Entries from a dataset:
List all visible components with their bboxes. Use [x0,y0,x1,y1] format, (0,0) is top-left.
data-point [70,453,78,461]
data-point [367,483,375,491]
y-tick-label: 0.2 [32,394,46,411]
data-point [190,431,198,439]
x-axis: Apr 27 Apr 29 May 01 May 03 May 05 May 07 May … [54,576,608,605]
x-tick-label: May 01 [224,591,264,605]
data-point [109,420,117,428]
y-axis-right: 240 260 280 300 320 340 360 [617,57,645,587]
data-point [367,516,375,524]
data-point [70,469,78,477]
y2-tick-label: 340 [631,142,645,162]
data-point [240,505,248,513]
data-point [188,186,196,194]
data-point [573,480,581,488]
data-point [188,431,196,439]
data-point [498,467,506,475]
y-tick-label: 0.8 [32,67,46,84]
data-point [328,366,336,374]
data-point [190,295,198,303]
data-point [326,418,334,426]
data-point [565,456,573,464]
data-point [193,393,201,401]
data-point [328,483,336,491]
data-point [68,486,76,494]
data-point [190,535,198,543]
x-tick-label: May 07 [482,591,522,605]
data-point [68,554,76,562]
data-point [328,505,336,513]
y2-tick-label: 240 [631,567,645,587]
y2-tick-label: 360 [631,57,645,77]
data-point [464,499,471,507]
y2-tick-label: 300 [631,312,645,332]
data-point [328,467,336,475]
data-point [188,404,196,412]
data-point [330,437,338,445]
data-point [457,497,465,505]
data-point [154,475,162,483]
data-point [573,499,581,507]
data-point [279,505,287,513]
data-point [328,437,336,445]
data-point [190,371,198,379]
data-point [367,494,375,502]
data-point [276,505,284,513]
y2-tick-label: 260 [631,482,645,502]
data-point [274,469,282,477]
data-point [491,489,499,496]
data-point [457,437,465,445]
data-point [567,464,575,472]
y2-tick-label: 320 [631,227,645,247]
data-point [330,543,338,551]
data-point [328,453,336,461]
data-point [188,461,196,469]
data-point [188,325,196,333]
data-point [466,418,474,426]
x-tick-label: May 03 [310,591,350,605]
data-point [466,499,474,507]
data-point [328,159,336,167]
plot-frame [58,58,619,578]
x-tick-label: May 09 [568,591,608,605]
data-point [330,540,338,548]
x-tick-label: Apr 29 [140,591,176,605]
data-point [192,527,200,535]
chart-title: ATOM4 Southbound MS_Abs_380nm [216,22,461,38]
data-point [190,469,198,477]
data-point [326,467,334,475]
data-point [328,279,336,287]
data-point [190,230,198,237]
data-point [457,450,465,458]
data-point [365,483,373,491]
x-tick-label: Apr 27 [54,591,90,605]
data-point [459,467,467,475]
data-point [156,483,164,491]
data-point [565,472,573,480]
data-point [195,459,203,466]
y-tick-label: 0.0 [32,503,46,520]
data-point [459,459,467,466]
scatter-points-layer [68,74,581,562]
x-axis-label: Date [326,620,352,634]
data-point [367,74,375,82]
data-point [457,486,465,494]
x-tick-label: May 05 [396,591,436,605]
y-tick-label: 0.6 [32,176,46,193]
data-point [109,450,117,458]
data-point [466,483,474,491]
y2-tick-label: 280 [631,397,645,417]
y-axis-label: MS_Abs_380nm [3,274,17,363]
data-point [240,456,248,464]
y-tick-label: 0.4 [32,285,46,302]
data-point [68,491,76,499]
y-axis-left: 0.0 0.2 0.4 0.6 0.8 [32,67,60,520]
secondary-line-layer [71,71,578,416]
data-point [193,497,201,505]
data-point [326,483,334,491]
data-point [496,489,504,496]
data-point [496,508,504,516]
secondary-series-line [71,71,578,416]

PROBLEM DETAILS
Set out every line of the material above as a numbered list, omitting any blank lines.

WRITTEN ANSWER
1. List all visible components with their bboxes. Use [x0,y0,x1,y1] format, (0,0) is top-left.
2. data-point [70,453,78,461]
3. data-point [367,483,375,491]
4. y-tick-label: 0.2 [32,394,46,411]
5. data-point [190,431,198,439]
6. x-axis: Apr 27 Apr 29 May 01 May 03 May 05 May 07 May … [54,576,608,605]
7. x-tick-label: May 01 [224,591,264,605]
8. data-point [109,420,117,428]
9. y-axis-right: 240 260 280 300 320 340 360 [617,57,645,587]
10. data-point [367,516,375,524]
11. data-point [70,469,78,477]
12. y2-tick-label: 340 [631,142,645,162]
13. data-point [240,505,248,513]
14. data-point [188,186,196,194]
15. data-point [573,480,581,488]
16. data-point [188,431,196,439]
17. data-point [498,467,506,475]
18. y-tick-label: 0.8 [32,67,46,84]
19. data-point [328,366,336,374]
20. data-point [190,295,198,303]
21. data-point [326,418,334,426]
22. data-point [565,456,573,464]
23. data-point [193,393,201,401]
24. data-point [328,483,336,491]
25. data-point [68,486,76,494]
26. data-point [190,535,198,543]
27. x-tick-label: May 07 [482,591,522,605]
28. data-point [68,554,76,562]
29. data-point [328,505,336,513]
30. y2-tick-label: 240 [631,567,645,587]
31. y2-tick-label: 360 [631,57,645,77]
32. data-point [464,499,471,507]
33. y2-tick-label: 300 [631,312,645,332]
34. data-point [328,467,336,475]
35. data-point [188,404,196,412]
36. data-point [330,437,338,445]
37. data-point [457,497,465,505]
38. data-point [154,475,162,483]
39. data-point [573,499,581,507]
40. data-point [279,505,287,513]
41. data-point [328,437,336,445]
42. data-point [190,371,198,379]
43. data-point [367,494,375,502]
44. data-point [276,505,284,513]
45. y2-tick-label: 260 [631,482,645,502]
46. data-point [274,469,282,477]
47. data-point [491,489,499,496]
48. data-point [457,437,465,445]
49. data-point [567,464,575,472]
50. y2-tick-label: 320 [631,227,645,247]
51. data-point [330,543,338,551]
52. data-point [328,453,336,461]
53. data-point [188,461,196,469]
54. data-point [188,325,196,333]
55. data-point [466,418,474,426]
56. x-tick-label: May 03 [310,591,350,605]
57. data-point [466,499,474,507]
58. data-point [328,159,336,167]
59. plot-frame [58,58,619,578]
60. x-tick-label: May 09 [568,591,608,605]
61. data-point [330,540,338,548]
62. x-tick-label: Apr 29 [140,591,176,605]
63. data-point [192,527,200,535]
64. chart-title: ATOM4 Southbound MS_Abs_380nm [216,22,461,38]
65. data-point [190,469,198,477]
66. data-point [326,467,334,475]
67. data-point [328,279,336,287]
68. data-point [190,230,198,237]
69. data-point [457,450,465,458]
70. data-point [365,483,373,491]
71. x-tick-label: Apr 27 [54,591,90,605]
72. data-point [459,467,467,475]
73. data-point [156,483,164,491]
74. data-point [565,472,573,480]
75. data-point [195,459,203,466]
76. y-tick-label: 0.0 [32,503,46,520]
77. data-point [459,459,467,466]
78. scatter-points-layer [68,74,581,562]
79. x-axis-label: Date [326,620,352,634]
80. data-point [367,74,375,82]
81. data-point [457,486,465,494]
82. x-tick-label: May 05 [396,591,436,605]
83. y-tick-label: 0.6 [32,176,46,193]
84. data-point [109,450,117,458]
85. data-point [466,483,474,491]
86. y2-tick-label: 280 [631,397,645,417]
87. y-axis-label: MS_Abs_380nm [3,274,17,363]
88. data-point [240,456,248,464]
89. y-tick-label: 0.4 [32,285,46,302]
90. data-point [68,491,76,499]
91. y-axis-left: 0.0 0.2 0.4 0.6 0.8 [32,67,60,520]
92. secondary-line-layer [71,71,578,416]
93. data-point [193,497,201,505]
94. data-point [326,483,334,491]
95. data-point [496,489,504,496]
96. data-point [496,508,504,516]
97. secondary-series-line [71,71,578,416]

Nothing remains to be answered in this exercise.